Records contained in a dataset:
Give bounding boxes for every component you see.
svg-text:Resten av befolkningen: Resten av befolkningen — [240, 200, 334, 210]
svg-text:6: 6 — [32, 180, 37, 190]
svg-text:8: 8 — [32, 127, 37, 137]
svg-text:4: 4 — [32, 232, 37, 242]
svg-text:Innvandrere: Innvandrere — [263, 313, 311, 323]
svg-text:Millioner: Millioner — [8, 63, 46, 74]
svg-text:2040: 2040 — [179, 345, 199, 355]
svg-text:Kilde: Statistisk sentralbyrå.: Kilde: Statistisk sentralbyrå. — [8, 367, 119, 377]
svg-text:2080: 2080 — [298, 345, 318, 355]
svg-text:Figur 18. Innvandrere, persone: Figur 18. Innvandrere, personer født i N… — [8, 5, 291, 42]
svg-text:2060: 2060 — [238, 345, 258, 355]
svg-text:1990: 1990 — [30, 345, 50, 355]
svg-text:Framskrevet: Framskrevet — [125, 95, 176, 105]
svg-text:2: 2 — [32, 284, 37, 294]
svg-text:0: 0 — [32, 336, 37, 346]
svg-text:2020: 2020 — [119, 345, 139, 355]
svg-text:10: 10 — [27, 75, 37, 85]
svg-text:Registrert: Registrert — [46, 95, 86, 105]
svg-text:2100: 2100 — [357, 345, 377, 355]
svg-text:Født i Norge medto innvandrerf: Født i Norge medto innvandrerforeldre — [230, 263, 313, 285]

GIVEN REQUEST:
Rewrite the listing with each "Framskrevet" changed to "Prognose" and everything else left the same.

EXERCISE RESPONSE:
Give bounding boxes for every component you see.
svg-text:Resten av befolkningen: Resten av befolkningen — [240, 200, 334, 210]
svg-text:6: 6 — [32, 180, 37, 190]
svg-text:8: 8 — [32, 127, 37, 137]
svg-text:4: 4 — [32, 232, 37, 242]
svg-text:Innvandrere: Innvandrere — [263, 313, 311, 323]
svg-text:Millioner: Millioner — [8, 63, 46, 74]
svg-text:2040: 2040 — [179, 345, 199, 355]
svg-text:Kilde: Statistisk sentralbyrå.: Kilde: Statistisk sentralbyrå. — [8, 367, 119, 377]
svg-text:2080: 2080 — [298, 345, 318, 355]
svg-text:Figur 18. Innvandrere, persone: Figur 18. Innvandrere, personer født i N… — [8, 5, 291, 42]
svg-text:2060: 2060 — [238, 345, 258, 355]
svg-text:1990: 1990 — [30, 345, 50, 355]
svg-text:Prognose: Prognose — [125, 95, 176, 105]
svg-text:2: 2 — [32, 284, 37, 294]
svg-text:0: 0 — [32, 336, 37, 346]
svg-text:2020: 2020 — [119, 345, 139, 355]
svg-text:10: 10 — [27, 75, 37, 85]
svg-text:Registrert: Registrert — [46, 95, 86, 105]
svg-text:2100: 2100 — [357, 345, 377, 355]
svg-text:Født i Norge medto innvandrerf: Født i Norge medto innvandrerforeldre — [230, 263, 313, 285]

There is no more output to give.